— BEGIN —
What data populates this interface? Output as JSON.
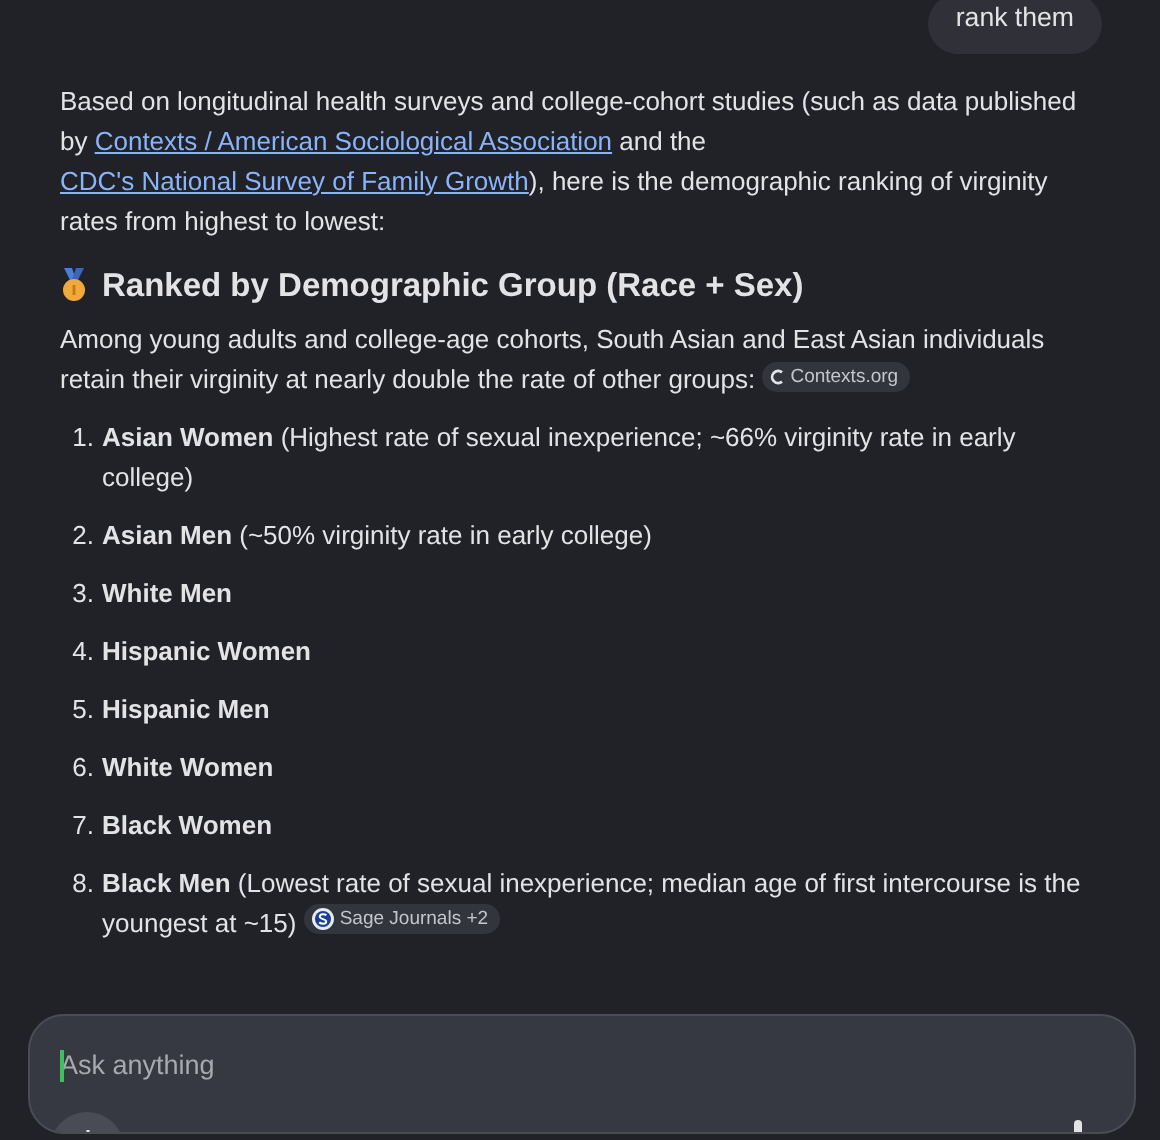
{
  "user_message": "rank them",
  "intro": [
    {
      "kind": "text",
      "text": "Based on longitudinal health surveys and college-cohort studies (such as data published by "
    },
    {
      "kind": "link",
      "text": "Contexts / American Sociological Association"
    },
    {
      "kind": "text",
      "text": " and the "
    },
    {
      "kind": "link",
      "text": "CDC's National Survey of Family Growth"
    },
    {
      "kind": "text",
      "text": "), here is the demographic ranking of virginity rates from highest to lowest:"
    }
  ],
  "heading": "Ranked by Demographic Group (Race + Sex)",
  "lead": {
    "text": "Among young adults and college-age cohorts, South Asian and East Asian individuals retain their virginity at nearly double the rate of other groups:",
    "source": {
      "label": "Contexts.org"
    }
  },
  "ranking": [
    {
      "number": "1.",
      "group": "Asian Women",
      "detail": " (Highest rate of sexual inexperience; ~66% virginity rate in early college)"
    },
    {
      "number": "2.",
      "group": "Asian Men",
      "detail": " (~50% virginity rate in early college)"
    },
    {
      "number": "3.",
      "group": "White Men"
    },
    {
      "number": "4.",
      "group": "Hispanic Women"
    },
    {
      "number": "5.",
      "group": "Hispanic Men"
    },
    {
      "number": "6.",
      "group": "White Women"
    },
    {
      "number": "7.",
      "group": "Black Women"
    },
    {
      "number": "8.",
      "group": "Black Men",
      "detail": " (Lowest rate of sexual inexperience; median age of first intercourse is the youngest at ~15)",
      "source": {
        "label": "Sage Journals +2"
      }
    }
  ],
  "composer": {
    "placeholder": "Ask anything"
  }
}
— END —
Make a copy of each line that contains the string "Contexts".

      "text": "Contexts / American Sociological Association"
      "label": "Contexts.org"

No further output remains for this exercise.